** Start of Dataset extract **
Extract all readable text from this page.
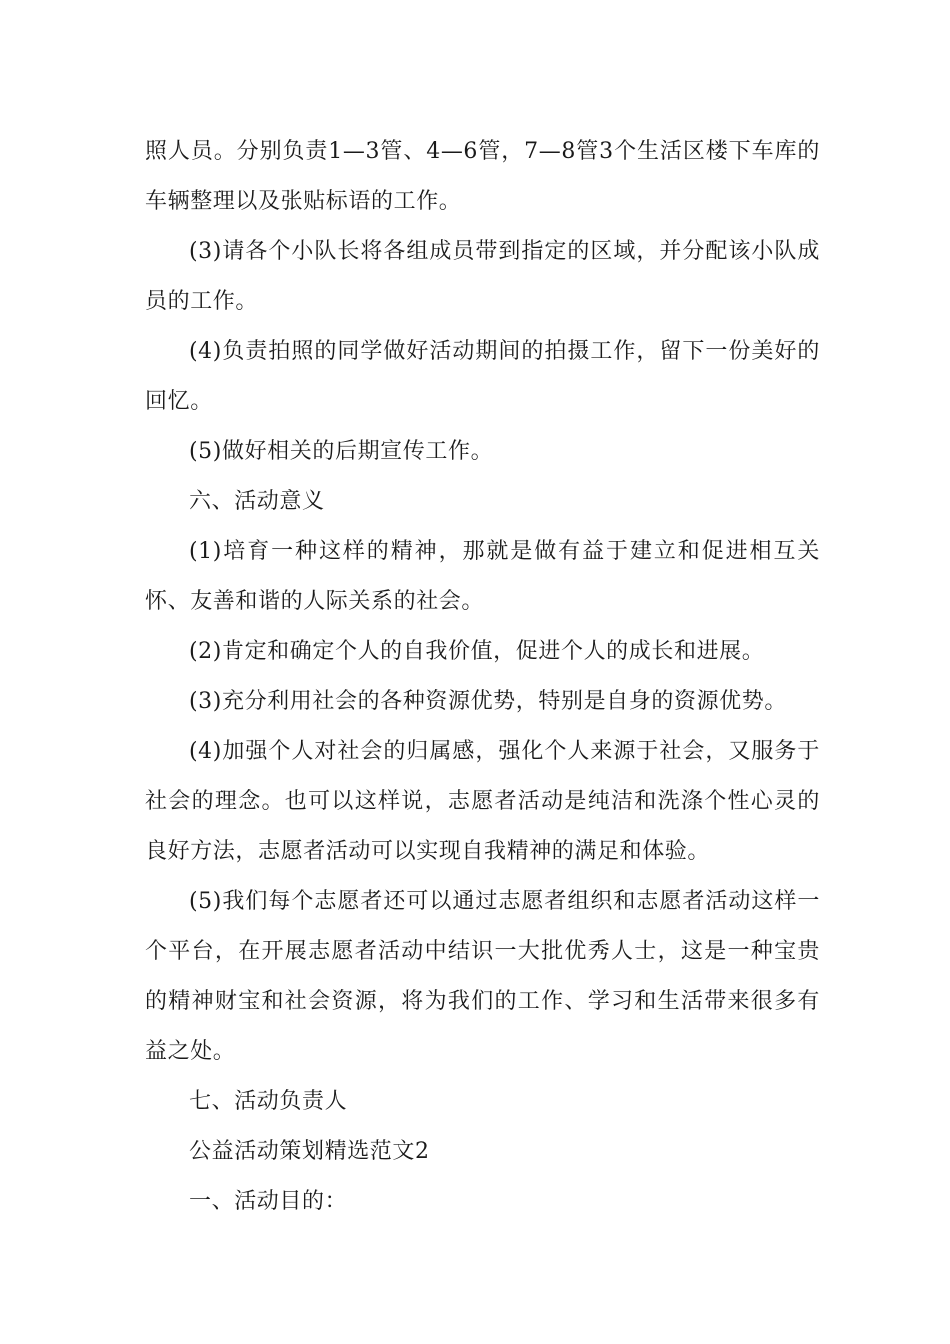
照人员。分别负责1—3管、4—6管，7—8管3个生活区楼下车库的车辆整理以及张贴标语的工作。

(3)请各个小队长将各组成员带到指定的区域，并分配该小队成员的工作。

(4)负责拍照的同学做好活动期间的拍摄工作，留下一份美好的回忆。

(5)做好相关的后期宣传工作。

六、活动意义

(1)培育一种这样的精神，那就是做有益于建立和促进相互关怀、友善和谐的人际关系的社会。

(2)肯定和确定个人的自我价值，促进个人的成长和进展。

(3)充分利用社会的各种资源优势，特别是自身的资源优势。

(4)加强个人对社会的归属感，强化个人来源于社会，又服务于社会的理念。也可以这样说，志愿者活动是纯洁和洗涤个性心灵的良好方法，志愿者活动可以实现自我精神的满足和体验。

(5)我们每个志愿者还可以通过志愿者组织和志愿者活动这样一个平台，在开展志愿者活动中结识一大批优秀人士，这是一种宝贵的精神财宝和社会资源，将为我们的工作、学习和生活带来很多有益之处。

七、活动负责人

公益活动策划精选范文2

一、活动目的：
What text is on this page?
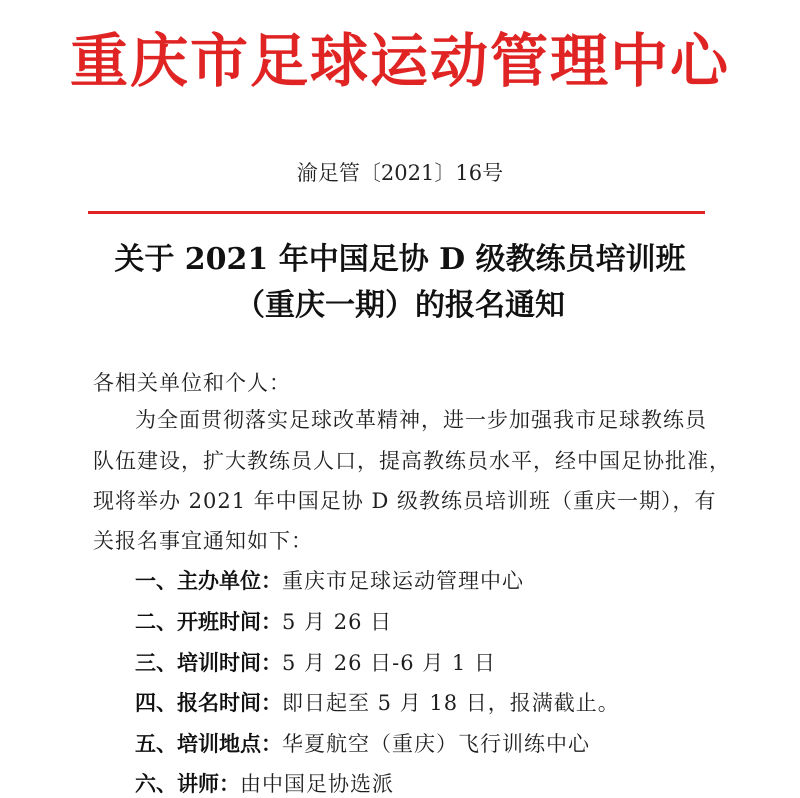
重庆市足球运动管理中心
渝足管〔2021〕16号
关于 2021 年中国足协 D 级教练员培训班
（重庆一期）的报名通知
各相关单位和个人：
为全面贯彻落实足球改革精神，进一步加强我市足球教练员
队伍建设，扩大教练员人口，提高教练员水平，经中国足协批准，
现将举办 2021 年中国足协 D 级教练员培训班（重庆一期），有
关报名事宜通知如下：
一、主办单位：重庆市足球运动管理中心
二、开班时间：5 月 26 日
三、培训时间：5 月 26 日-6 月 1 日
四、报名时间：即日起至 5 月 18 日，报满截止。
五、培训地点：华夏航空（重庆）飞行训练中心
六、讲师：由中国足协选派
** End of Dataset extract **
(Set exercise)
Every entry should be returned exactly as written, minus the pictures.

(The completed task)
Extract all readable text from this page.
照人员。分别负责1—3管、4—6管，7—8管3个生活区楼下车库的车辆整理以及张贴标语的工作。

(3)请各个小队长将各组成员带到指定的区域，并分配该小队成员的工作。

(4)负责拍照的同学做好活动期间的拍摄工作，留下一份美好的回忆。

(5)做好相关的后期宣传工作。

六、活动意义

(1)培育一种这样的精神，那就是做有益于建立和促进相互关怀、友善和谐的人际关系的社会。

(2)肯定和确定个人的自我价值，促进个人的成长和进展。

(3)充分利用社会的各种资源优势，特别是自身的资源优势。

(4)加强个人对社会的归属感，强化个人来源于社会，又服务于社会的理念。也可以这样说，志愿者活动是纯洁和洗涤个性心灵的良好方法，志愿者活动可以实现自我精神的满足和体验。

(5)我们每个志愿者还可以通过志愿者组织和志愿者活动这样一个平台，在开展志愿者活动中结识一大批优秀人士，这是一种宝贵的精神财宝和社会资源，将为我们的工作、学习和生活带来很多有益之处。

七、活动负责人

公益活动策划精选范文2

一、活动目的：
What text is on this page?
重庆市足球运动管理中心
渝足管〔2021〕16号
关于 2021 年中国足协 D 级教练员培训班
（重庆一期）的报名通知
各相关单位和个人：
为全面贯彻落实足球改革精神，进一步加强我市足球教练员
队伍建设，扩大教练员人口，提高教练员水平，经中国足协批准，
现将举办 2021 年中国足协 D 级教练员培训班（重庆一期），有
关报名事宜通知如下：
一、主办单位：重庆市足球运动管理中心
二、开班时间：5 月 26 日
三、培训时间：5 月 26 日-6 月 1 日
四、报名时间：即日起至 5 月 18 日，报满截止。
五、培训地点：华夏航空（重庆）飞行训练中心
六、讲师：由中国足协选派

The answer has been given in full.